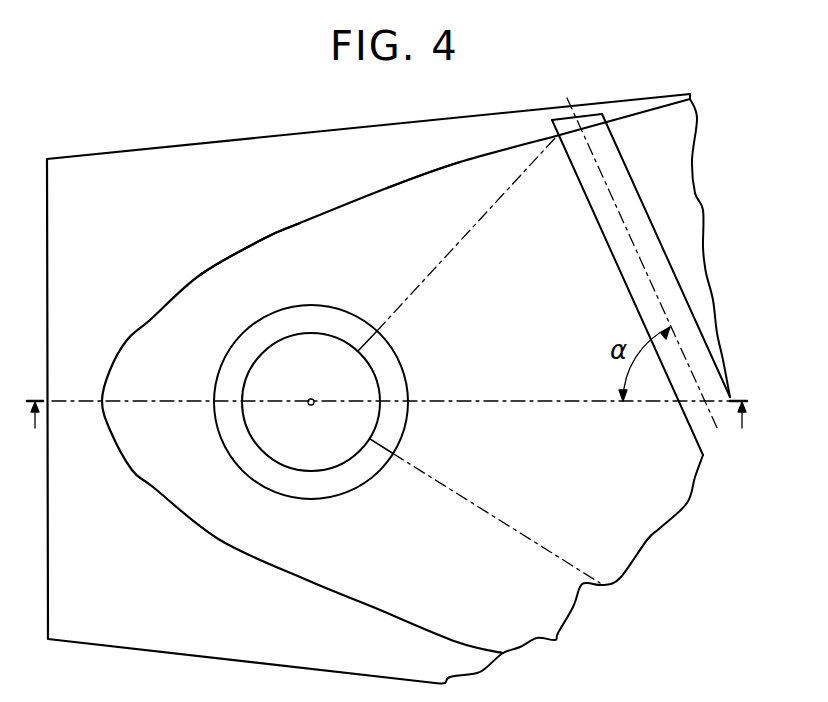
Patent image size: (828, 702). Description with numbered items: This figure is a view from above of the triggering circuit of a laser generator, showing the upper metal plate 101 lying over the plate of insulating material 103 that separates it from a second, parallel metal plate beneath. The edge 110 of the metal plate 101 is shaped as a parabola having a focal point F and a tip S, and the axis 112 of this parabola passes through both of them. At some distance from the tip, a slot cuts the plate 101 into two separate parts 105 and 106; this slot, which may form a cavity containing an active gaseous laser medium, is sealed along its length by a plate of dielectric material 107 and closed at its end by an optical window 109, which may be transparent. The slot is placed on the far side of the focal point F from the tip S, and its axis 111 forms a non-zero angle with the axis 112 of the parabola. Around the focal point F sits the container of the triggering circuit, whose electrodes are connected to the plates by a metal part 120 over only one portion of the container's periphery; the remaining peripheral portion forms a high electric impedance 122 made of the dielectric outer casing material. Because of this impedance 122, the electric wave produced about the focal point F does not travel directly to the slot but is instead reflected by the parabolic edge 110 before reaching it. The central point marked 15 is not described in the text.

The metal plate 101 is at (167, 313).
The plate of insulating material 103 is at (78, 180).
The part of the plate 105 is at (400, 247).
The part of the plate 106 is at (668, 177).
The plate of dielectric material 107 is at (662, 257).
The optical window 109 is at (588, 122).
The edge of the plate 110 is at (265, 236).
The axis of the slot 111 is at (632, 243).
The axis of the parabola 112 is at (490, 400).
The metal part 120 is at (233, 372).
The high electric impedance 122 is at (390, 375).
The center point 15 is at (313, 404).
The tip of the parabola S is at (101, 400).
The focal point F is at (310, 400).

-=-=-=-=-

### SHORT PROBLEM
Please reproduce everything from the start of the listing down to and including the line containing "The part of the plate 106 is at (668, 177).", word for word, leaving the pictures out of your answer.

### RESULT BELOW
Patent image size: (828, 702). Description with numbered items: This figure is a view from above of the triggering circuit of a laser generator, showing the upper metal plate 101 lying over the plate of insulating material 103 that separates it from a second, parallel metal plate beneath. The edge 110 of the metal plate 101 is shaped as a parabola having a focal point F and a tip S, and the axis 112 of this parabola passes through both of them. At some distance from the tip, a slot cuts the plate 101 into two separate parts 105 and 106; this slot, which may form a cavity containing an active gaseous laser medium, is sealed along its length by a plate of dielectric material 107 and closed at its end by an optical window 109, which may be transparent. The slot is placed on the far side of the focal point F from the tip S, and its axis 111 forms a non-zero angle with the axis 112 of the parabola. Around the focal point F sits the container of the triggering circuit, whose electrodes are connected to the plates by a metal part 120 over only one portion of the container's periphery; the remaining peripheral portion forms a high electric impedance 122 made of the dielectric outer casing material. Because of this impedance 122, the electric wave produced about the focal point F does not travel directly to the slot but is instead reflected by the parabolic edge 110 before reaching it. The central point marked 15 is not described in the text.

The metal plate 101 is at (167, 313).
The plate of insulating material 103 is at (78, 180).
The part of the plate 105 is at (400, 247).
The part of the plate 106 is at (668, 177).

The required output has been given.